++++ EXERCISE INPUT ++++
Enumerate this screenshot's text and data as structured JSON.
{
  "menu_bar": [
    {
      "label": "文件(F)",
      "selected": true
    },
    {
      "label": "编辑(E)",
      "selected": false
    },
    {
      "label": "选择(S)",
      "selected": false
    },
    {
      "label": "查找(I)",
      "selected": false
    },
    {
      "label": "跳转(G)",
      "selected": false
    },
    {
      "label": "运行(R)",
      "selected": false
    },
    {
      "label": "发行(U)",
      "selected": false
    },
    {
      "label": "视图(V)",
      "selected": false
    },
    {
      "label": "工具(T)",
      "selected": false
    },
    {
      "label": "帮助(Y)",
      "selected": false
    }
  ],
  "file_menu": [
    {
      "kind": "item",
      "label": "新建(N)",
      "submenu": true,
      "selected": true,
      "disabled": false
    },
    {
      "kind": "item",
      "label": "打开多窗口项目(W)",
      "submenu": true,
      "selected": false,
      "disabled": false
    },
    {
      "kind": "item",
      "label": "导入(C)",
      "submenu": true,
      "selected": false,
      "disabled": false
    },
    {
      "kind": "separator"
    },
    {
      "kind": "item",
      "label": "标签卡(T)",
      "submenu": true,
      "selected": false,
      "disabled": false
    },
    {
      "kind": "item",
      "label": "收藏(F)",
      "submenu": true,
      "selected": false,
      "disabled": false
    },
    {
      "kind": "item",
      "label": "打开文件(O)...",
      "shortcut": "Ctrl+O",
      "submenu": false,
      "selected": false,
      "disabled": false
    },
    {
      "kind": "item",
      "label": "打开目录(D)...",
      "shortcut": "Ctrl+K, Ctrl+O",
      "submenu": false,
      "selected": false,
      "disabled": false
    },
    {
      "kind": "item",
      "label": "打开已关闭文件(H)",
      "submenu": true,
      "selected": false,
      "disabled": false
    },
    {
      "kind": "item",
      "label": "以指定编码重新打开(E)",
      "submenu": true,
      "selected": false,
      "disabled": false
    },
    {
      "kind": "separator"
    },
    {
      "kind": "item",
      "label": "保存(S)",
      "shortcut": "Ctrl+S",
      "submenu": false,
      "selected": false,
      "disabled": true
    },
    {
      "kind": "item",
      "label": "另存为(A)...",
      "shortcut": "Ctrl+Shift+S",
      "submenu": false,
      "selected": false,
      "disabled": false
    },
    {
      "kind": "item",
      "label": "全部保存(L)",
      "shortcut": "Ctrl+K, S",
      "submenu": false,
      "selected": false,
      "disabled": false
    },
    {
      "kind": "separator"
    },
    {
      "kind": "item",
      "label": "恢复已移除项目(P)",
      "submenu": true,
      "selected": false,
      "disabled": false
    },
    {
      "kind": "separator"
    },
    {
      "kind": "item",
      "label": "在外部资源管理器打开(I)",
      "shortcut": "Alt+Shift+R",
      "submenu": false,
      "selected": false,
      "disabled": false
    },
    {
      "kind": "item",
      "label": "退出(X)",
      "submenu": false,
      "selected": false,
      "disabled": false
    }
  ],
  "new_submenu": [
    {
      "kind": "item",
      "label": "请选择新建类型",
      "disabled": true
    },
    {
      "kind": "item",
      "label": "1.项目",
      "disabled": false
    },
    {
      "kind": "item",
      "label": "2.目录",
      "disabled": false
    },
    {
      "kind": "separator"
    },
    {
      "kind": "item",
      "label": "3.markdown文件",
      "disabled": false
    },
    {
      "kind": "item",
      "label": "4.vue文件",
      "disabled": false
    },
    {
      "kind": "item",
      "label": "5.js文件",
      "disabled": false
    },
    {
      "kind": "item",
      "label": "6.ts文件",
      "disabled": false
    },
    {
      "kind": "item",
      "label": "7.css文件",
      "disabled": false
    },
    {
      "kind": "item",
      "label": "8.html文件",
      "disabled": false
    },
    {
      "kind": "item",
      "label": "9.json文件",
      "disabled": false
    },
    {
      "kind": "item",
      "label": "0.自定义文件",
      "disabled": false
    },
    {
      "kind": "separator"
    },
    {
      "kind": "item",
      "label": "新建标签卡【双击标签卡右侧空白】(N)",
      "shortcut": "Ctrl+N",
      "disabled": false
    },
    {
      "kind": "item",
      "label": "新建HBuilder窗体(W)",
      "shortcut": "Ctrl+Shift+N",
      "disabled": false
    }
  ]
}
++++
WRITTEN INSTRUCTION: Set down each entry again, unchanged.

RESULT OF THIS TASK:
Enumerate this screenshot's text and data as structured JSON.
{
  "menu_bar": [
    {
      "label": "文件(F)",
      "selected": true
    },
    {
      "label": "编辑(E)",
      "selected": false
    },
    {
      "label": "选择(S)",
      "selected": false
    },
    {
      "label": "查找(I)",
      "selected": false
    },
    {
      "label": "跳转(G)",
      "selected": false
    },
    {
      "label": "运行(R)",
      "selected": false
    },
    {
      "label": "发行(U)",
      "selected": false
    },
    {
      "label": "视图(V)",
      "selected": false
    },
    {
      "label": "工具(T)",
      "selected": false
    },
    {
      "label": "帮助(Y)",
      "selected": false
    }
  ],
  "file_menu": [
    {
      "kind": "item",
      "label": "新建(N)",
      "submenu": true,
      "selected": true,
      "disabled": false
    },
    {
      "kind": "item",
      "label": "打开多窗口项目(W)",
      "submenu": true,
      "selected": false,
      "disabled": false
    },
    {
      "kind": "item",
      "label": "导入(C)",
      "submenu": true,
      "selected": false,
      "disabled": false
    },
    {
      "kind": "separator"
    },
    {
      "kind": "item",
      "label": "标签卡(T)",
      "submenu": true,
      "selected": false,
      "disabled": false
    },
    {
      "kind": "item",
      "label": "收藏(F)",
      "submenu": true,
      "selected": false,
      "disabled": false
    },
    {
      "kind": "item",
      "label": "打开文件(O)...",
      "shortcut": "Ctrl+O",
      "submenu": false,
      "selected": false,
      "disabled": false
    },
    {
      "kind": "item",
      "label": "打开目录(D)...",
      "shortcut": "Ctrl+K, Ctrl+O",
      "submenu": false,
      "selected": false,
      "disabled": false
    },
    {
      "kind": "item",
      "label": "打开已关闭文件(H)",
      "submenu": true,
      "selected": false,
      "disabled": false
    },
    {
      "kind": "item",
      "label": "以指定编码重新打开(E)",
      "submenu": true,
      "selected": false,
      "disabled": false
    },
    {
      "kind": "separator"
    },
    {
      "kind": "item",
      "label": "保存(S)",
      "shortcut": "Ctrl+S",
      "submenu": false,
      "selected": false,
      "disabled": true
    },
    {
      "kind": "item",
      "label": "另存为(A)...",
      "shortcut": "Ctrl+Shift+S",
      "submenu": false,
      "selected": false,
      "disabled": false
    },
    {
      "kind": "item",
      "label": "全部保存(L)",
      "shortcut": "Ctrl+K, S",
      "submenu": false,
      "selected": false,
      "disabled": false
    },
    {
      "kind": "separator"
    },
    {
      "kind": "item",
      "label": "恢复已移除项目(P)",
      "submenu": true,
      "selected": false,
      "disabled": false
    },
    {
      "kind": "separator"
    },
    {
      "kind": "item",
      "label": "在外部资源管理器打开(I)",
      "shortcut": "Alt+Shift+R",
      "submenu": false,
      "selected": false,
      "disabled": false
    },
    {
      "kind": "item",
      "label": "退出(X)",
      "submenu": false,
      "selected": false,
      "disabled": false
    }
  ],
  "new_submenu": [
    {
      "kind": "item",
      "label": "请选择新建类型",
      "disabled": true
    },
    {
      "kind": "item",
      "label": "1.项目",
      "disabled": false
    },
    {
      "kind": "item",
      "label": "2.目录",
      "disabled": false
    },
    {
      "kind": "separator"
    },
    {
      "kind": "item",
      "label": "3.markdown文件",
      "disabled": false
    },
    {
      "kind": "item",
      "label": "4.vue文件",
      "disabled": false
    },
    {
      "kind": "item",
      "label": "5.js文件",
      "disabled": false
    },
    {
      "kind": "item",
      "label": "6.ts文件",
      "disabled": false
    },
    {
      "kind": "item",
      "label": "7.css文件",
      "disabled": false
    },
    {
      "kind": "item",
      "label": "8.html文件",
      "disabled": false
    },
    {
      "kind": "item",
      "label": "9.json文件",
      "disabled": false
    },
    {
      "kind": "item",
      "label": "0.自定义文件",
      "disabled": false
    },
    {
      "kind": "separator"
    },
    {
      "kind": "item",
      "label": "新建标签卡【双击标签卡右侧空白】(N)",
      "shortcut": "Ctrl+N",
      "disabled": false
    },
    {
      "kind": "item",
      "label": "新建HBuilder窗体(W)",
      "shortcut": "Ctrl+Shift+N",
      "disabled": false
    }
  ]
}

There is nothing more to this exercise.